(WHAT YOU ARE ASKED TO DO):
Please write the listing below out again exactly, leaving every picture behind.

(ROWS):
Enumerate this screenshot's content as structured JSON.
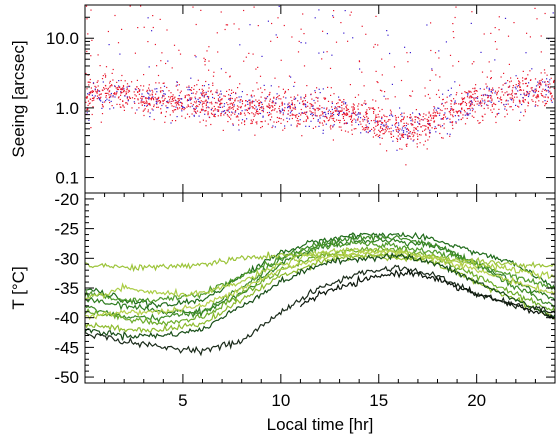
{
  "chart_data": [
    {
      "type": "scatter",
      "ylabel": "Seeing [arcsec]",
      "xlabel": "",
      "yscale": "log",
      "xlim": [
        0,
        24
      ],
      "ylim": [
        0.06,
        30
      ],
      "yticks": [
        {
          "value": 10,
          "label": "10.0"
        },
        {
          "value": 1,
          "label": "1.0"
        },
        {
          "value": 0.1,
          "label": "0.1"
        }
      ],
      "xticks": [
        5,
        10,
        15,
        20
      ],
      "x_tick_labels_shown": false,
      "colors": [
        "#e8142a",
        "#3a1fd0"
      ],
      "median_curve": {
        "x": [
          0,
          1,
          2,
          3,
          4,
          5,
          6,
          7,
          8,
          9,
          10,
          11,
          12,
          13,
          14,
          15,
          16,
          17,
          18,
          19,
          20,
          21,
          22,
          23,
          24
        ],
        "y": [
          1.4,
          1.8,
          1.6,
          1.35,
          1.35,
          1.25,
          1.2,
          1.1,
          1.05,
          1.0,
          1.0,
          0.95,
          0.9,
          0.85,
          0.75,
          0.65,
          0.5,
          0.55,
          0.75,
          0.95,
          1.2,
          1.4,
          1.6,
          1.8,
          2.0
        ]
      }
    },
    {
      "type": "line",
      "ylabel": "T [°C]",
      "xlabel": "Local time [hr]",
      "xlim": [
        0,
        24
      ],
      "ylim": [
        -51,
        -19
      ],
      "yticks": [
        -20,
        -25,
        -30,
        -35,
        -40,
        -45,
        -50
      ],
      "xticks": [
        5,
        10,
        15,
        20
      ],
      "series": [
        {
          "color": "#1f6b1a",
          "x": [
            0,
            2,
            4,
            6,
            8,
            10,
            12,
            14,
            16,
            18,
            20,
            22,
            24
          ],
          "y": [
            -35,
            -37,
            -38,
            -37,
            -33,
            -29,
            -27,
            -26,
            -26,
            -27,
            -29,
            -31,
            -35
          ]
        },
        {
          "color": "#2e7d20",
          "x": [
            0,
            2,
            4,
            6,
            8,
            10,
            12,
            14,
            16,
            18,
            20,
            22,
            24
          ],
          "y": [
            -37,
            -38,
            -39,
            -39,
            -36,
            -31,
            -28,
            -27,
            -27,
            -28,
            -31,
            -34,
            -37
          ]
        },
        {
          "color": "#3c8a26",
          "x": [
            0,
            2,
            4,
            6,
            8,
            10,
            12,
            14,
            16,
            18,
            20,
            22,
            24
          ],
          "y": [
            -38,
            -40,
            -40,
            -39,
            -35,
            -30,
            -27.5,
            -26.5,
            -26.5,
            -28,
            -31,
            -35,
            -38
          ]
        },
        {
          "color": "#4d9a2a",
          "x": [
            0,
            2,
            4,
            6,
            8,
            10,
            12,
            14,
            16,
            18,
            20,
            22,
            24
          ],
          "y": [
            -36,
            -37,
            -37,
            -36,
            -33,
            -30,
            -28,
            -27.5,
            -28,
            -29,
            -31,
            -33,
            -35
          ]
        },
        {
          "color": "#6aab28",
          "x": [
            0,
            2,
            4,
            6,
            8,
            10,
            12,
            14,
            16,
            18,
            20,
            22,
            24
          ],
          "y": [
            -39,
            -40,
            -41,
            -40,
            -36,
            -32,
            -29.5,
            -28.5,
            -28.5,
            -30,
            -33,
            -36,
            -39
          ]
        },
        {
          "color": "#8dbb2c",
          "x": [
            0,
            2,
            4,
            6,
            8,
            10,
            12,
            14,
            16,
            18,
            20,
            22,
            24
          ],
          "y": [
            -41,
            -42,
            -42,
            -41,
            -37,
            -33,
            -30.5,
            -29.5,
            -29.5,
            -31,
            -34,
            -37,
            -40
          ]
        },
        {
          "color": "#9cc43a",
          "x": [
            0,
            2,
            4,
            6,
            8,
            10,
            12,
            14,
            16,
            18,
            20,
            22,
            24
          ],
          "y": [
            -31,
            -31.5,
            -31.5,
            -31,
            -30,
            -29.5,
            -29.5,
            -29.5,
            -30,
            -30,
            -30.5,
            -31,
            -31.5
          ]
        },
        {
          "color": "#aacd44",
          "x": [
            0,
            2,
            4,
            6,
            8,
            10,
            12,
            14,
            16,
            18,
            20,
            22,
            24
          ],
          "y": [
            -37,
            -35,
            -36,
            -36,
            -34,
            -31,
            -29,
            -28.5,
            -29,
            -30,
            -31,
            -32,
            -33
          ]
        },
        {
          "color": "#b5d04a",
          "x": [
            0,
            2,
            4,
            6,
            8,
            10,
            12,
            14,
            16,
            18,
            20,
            22,
            24
          ],
          "y": [
            -40,
            -39,
            -39,
            -38,
            -35,
            -32,
            -30,
            -29,
            -29,
            -30,
            -32,
            -34,
            -36
          ]
        },
        {
          "color": "#174d17",
          "x": [
            0,
            2,
            4,
            6,
            8,
            10,
            12,
            14,
            16,
            18,
            20,
            22,
            24
          ],
          "y": [
            -42,
            -43,
            -43,
            -42,
            -38,
            -34,
            -31,
            -30,
            -29.5,
            -31,
            -34,
            -37,
            -40
          ]
        },
        {
          "color": "#1a2a1a",
          "x": [
            0,
            2,
            4,
            6,
            8,
            10,
            12,
            14,
            16,
            18,
            20,
            22,
            24
          ],
          "y": [
            -42.5,
            -44,
            -45,
            -45.5,
            -44,
            -39,
            -35,
            -32.5,
            -31.5,
            -33,
            -36,
            -38,
            -39
          ]
        },
        {
          "color": "#0a140a",
          "x": [
            11,
            12,
            13,
            14,
            15,
            16,
            17,
            18,
            19,
            20,
            21,
            22,
            23,
            24
          ],
          "y": [
            -38,
            -36,
            -35,
            -34,
            -33,
            -32.5,
            -32.5,
            -33.5,
            -35,
            -36,
            -37,
            -38,
            -39,
            -40
          ]
        }
      ]
    }
  ]
}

(FINISHED EXERCISE):
Enumerate this screenshot's content as structured JSON.
{
  "chart_data": [
    {
      "type": "scatter",
      "ylabel": "Seeing [arcsec]",
      "xlabel": "",
      "yscale": "log",
      "xlim": [
        0,
        24
      ],
      "ylim": [
        0.06,
        30
      ],
      "yticks": [
        {
          "value": 10,
          "label": "10.0"
        },
        {
          "value": 1,
          "label": "1.0"
        },
        {
          "value": 0.1,
          "label": "0.1"
        }
      ],
      "xticks": [
        5,
        10,
        15,
        20
      ],
      "x_tick_labels_shown": false,
      "colors": [
        "#e8142a",
        "#3a1fd0"
      ],
      "median_curve": {
        "x": [
          0,
          1,
          2,
          3,
          4,
          5,
          6,
          7,
          8,
          9,
          10,
          11,
          12,
          13,
          14,
          15,
          16,
          17,
          18,
          19,
          20,
          21,
          22,
          23,
          24
        ],
        "y": [
          1.4,
          1.8,
          1.6,
          1.35,
          1.35,
          1.25,
          1.2,
          1.1,
          1.05,
          1.0,
          1.0,
          0.95,
          0.9,
          0.85,
          0.75,
          0.65,
          0.5,
          0.55,
          0.75,
          0.95,
          1.2,
          1.4,
          1.6,
          1.8,
          2.0
        ]
      }
    },
    {
      "type": "line",
      "ylabel": "T [°C]",
      "xlabel": "Local time [hr]",
      "xlim": [
        0,
        24
      ],
      "ylim": [
        -51,
        -19
      ],
      "yticks": [
        -20,
        -25,
        -30,
        -35,
        -40,
        -45,
        -50
      ],
      "xticks": [
        5,
        10,
        15,
        20
      ],
      "series": [
        {
          "color": "#1f6b1a",
          "x": [
            0,
            2,
            4,
            6,
            8,
            10,
            12,
            14,
            16,
            18,
            20,
            22,
            24
          ],
          "y": [
            -35,
            -37,
            -38,
            -37,
            -33,
            -29,
            -27,
            -26,
            -26,
            -27,
            -29,
            -31,
            -35
          ]
        },
        {
          "color": "#2e7d20",
          "x": [
            0,
            2,
            4,
            6,
            8,
            10,
            12,
            14,
            16,
            18,
            20,
            22,
            24
          ],
          "y": [
            -37,
            -38,
            -39,
            -39,
            -36,
            -31,
            -28,
            -27,
            -27,
            -28,
            -31,
            -34,
            -37
          ]
        },
        {
          "color": "#3c8a26",
          "x": [
            0,
            2,
            4,
            6,
            8,
            10,
            12,
            14,
            16,
            18,
            20,
            22,
            24
          ],
          "y": [
            -38,
            -40,
            -40,
            -39,
            -35,
            -30,
            -27.5,
            -26.5,
            -26.5,
            -28,
            -31,
            -35,
            -38
          ]
        },
        {
          "color": "#4d9a2a",
          "x": [
            0,
            2,
            4,
            6,
            8,
            10,
            12,
            14,
            16,
            18,
            20,
            22,
            24
          ],
          "y": [
            -36,
            -37,
            -37,
            -36,
            -33,
            -30,
            -28,
            -27.5,
            -28,
            -29,
            -31,
            -33,
            -35
          ]
        },
        {
          "color": "#6aab28",
          "x": [
            0,
            2,
            4,
            6,
            8,
            10,
            12,
            14,
            16,
            18,
            20,
            22,
            24
          ],
          "y": [
            -39,
            -40,
            -41,
            -40,
            -36,
            -32,
            -29.5,
            -28.5,
            -28.5,
            -30,
            -33,
            -36,
            -39
          ]
        },
        {
          "color": "#8dbb2c",
          "x": [
            0,
            2,
            4,
            6,
            8,
            10,
            12,
            14,
            16,
            18,
            20,
            22,
            24
          ],
          "y": [
            -41,
            -42,
            -42,
            -41,
            -37,
            -33,
            -30.5,
            -29.5,
            -29.5,
            -31,
            -34,
            -37,
            -40
          ]
        },
        {
          "color": "#9cc43a",
          "x": [
            0,
            2,
            4,
            6,
            8,
            10,
            12,
            14,
            16,
            18,
            20,
            22,
            24
          ],
          "y": [
            -31,
            -31.5,
            -31.5,
            -31,
            -30,
            -29.5,
            -29.5,
            -29.5,
            -30,
            -30,
            -30.5,
            -31,
            -31.5
          ]
        },
        {
          "color": "#aacd44",
          "x": [
            0,
            2,
            4,
            6,
            8,
            10,
            12,
            14,
            16,
            18,
            20,
            22,
            24
          ],
          "y": [
            -37,
            -35,
            -36,
            -36,
            -34,
            -31,
            -29,
            -28.5,
            -29,
            -30,
            -31,
            -32,
            -33
          ]
        },
        {
          "color": "#b5d04a",
          "x": [
            0,
            2,
            4,
            6,
            8,
            10,
            12,
            14,
            16,
            18,
            20,
            22,
            24
          ],
          "y": [
            -40,
            -39,
            -39,
            -38,
            -35,
            -32,
            -30,
            -29,
            -29,
            -30,
            -32,
            -34,
            -36
          ]
        },
        {
          "color": "#174d17",
          "x": [
            0,
            2,
            4,
            6,
            8,
            10,
            12,
            14,
            16,
            18,
            20,
            22,
            24
          ],
          "y": [
            -42,
            -43,
            -43,
            -42,
            -38,
            -34,
            -31,
            -30,
            -29.5,
            -31,
            -34,
            -37,
            -40
          ]
        },
        {
          "color": "#1a2a1a",
          "x": [
            0,
            2,
            4,
            6,
            8,
            10,
            12,
            14,
            16,
            18,
            20,
            22,
            24
          ],
          "y": [
            -42.5,
            -44,
            -45,
            -45.5,
            -44,
            -39,
            -35,
            -32.5,
            -31.5,
            -33,
            -36,
            -38,
            -39
          ]
        },
        {
          "color": "#0a140a",
          "x": [
            11,
            12,
            13,
            14,
            15,
            16,
            17,
            18,
            19,
            20,
            21,
            22,
            23,
            24
          ],
          "y": [
            -38,
            -36,
            -35,
            -34,
            -33,
            -32.5,
            -32.5,
            -33.5,
            -35,
            -36,
            -37,
            -38,
            -39,
            -40
          ]
        }
      ]
    }
  ]
}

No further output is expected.